* [Task]:
Repeat the records verbatim and leave the pictures out of your copy.

* [Data provided]:
▽
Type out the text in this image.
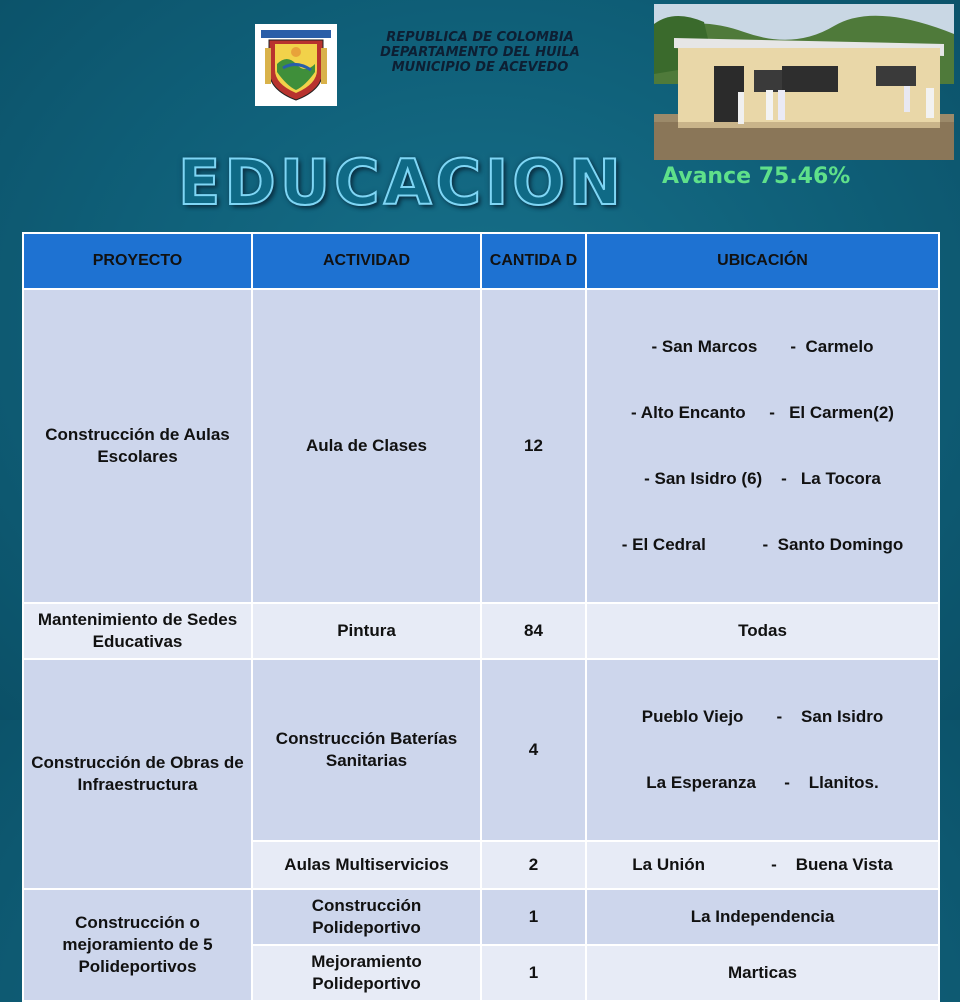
REPUBLICA DE COLOMBIA
DEPARTAMENTO DEL HUILA
MUNICIPIO DE ACEVEDO
EDUCACION Avance 75.46%
PROYECTO	ACTIVIDAD	CANTIDA D	UBICACIÓN
Construcción de Aulas Escolares	Aula de Clases	12	- San Marcos       -  Carmelo

- Alto Encanto     -   El Carmen(2)

- San Isidro (6)    -   La Tocora

- El Cedral            -  Santo Domingo

Mantenimiento de Sedes Educativas	Pintura	84	Todas
Construcción de Obras de Infraestructura	Construcción Baterías Sanitarias	4	Pueblo Viejo       -    San Isidro

La Esperanza      -    Llanitos.

	Aulas Multiservicios	2	La Unión              -    Buena Vista
Construcción o mejoramiento de 5 Polideportivos	Construcción Polideportivo	1	La Independencia
	Mejoramiento Polideportivo	1	Marticas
△
* [Written response]:
Type out the text in this image.
REPUBLICA DE COLOMBIA
DEPARTAMENTO DEL HUILA
MUNICIPIO DE ACEVEDO
EDUCACION Avance 75.46%
PROYECTO	ACTIVIDAD	CANTIDA D	UBICACIÓN
Construcción de Aulas Escolares	Aula de Clases	12	- San Marcos       -  Carmelo

- Alto Encanto     -   El Carmen(2)

- San Isidro (6)    -   La Tocora

- El Cedral            -  Santo Domingo

Mantenimiento de Sedes Educativas	Pintura	84	Todas
Construcción de Obras de Infraestructura	Construcción Baterías Sanitarias	4	Pueblo Viejo       -    San Isidro

La Esperanza      -    Llanitos.

	Aulas Multiservicios	2	La Unión              -    Buena Vista
Construcción o mejoramiento de 5 Polideportivos	Construcción Polideportivo	1	La Independencia
	Mejoramiento Polideportivo	1	Marticas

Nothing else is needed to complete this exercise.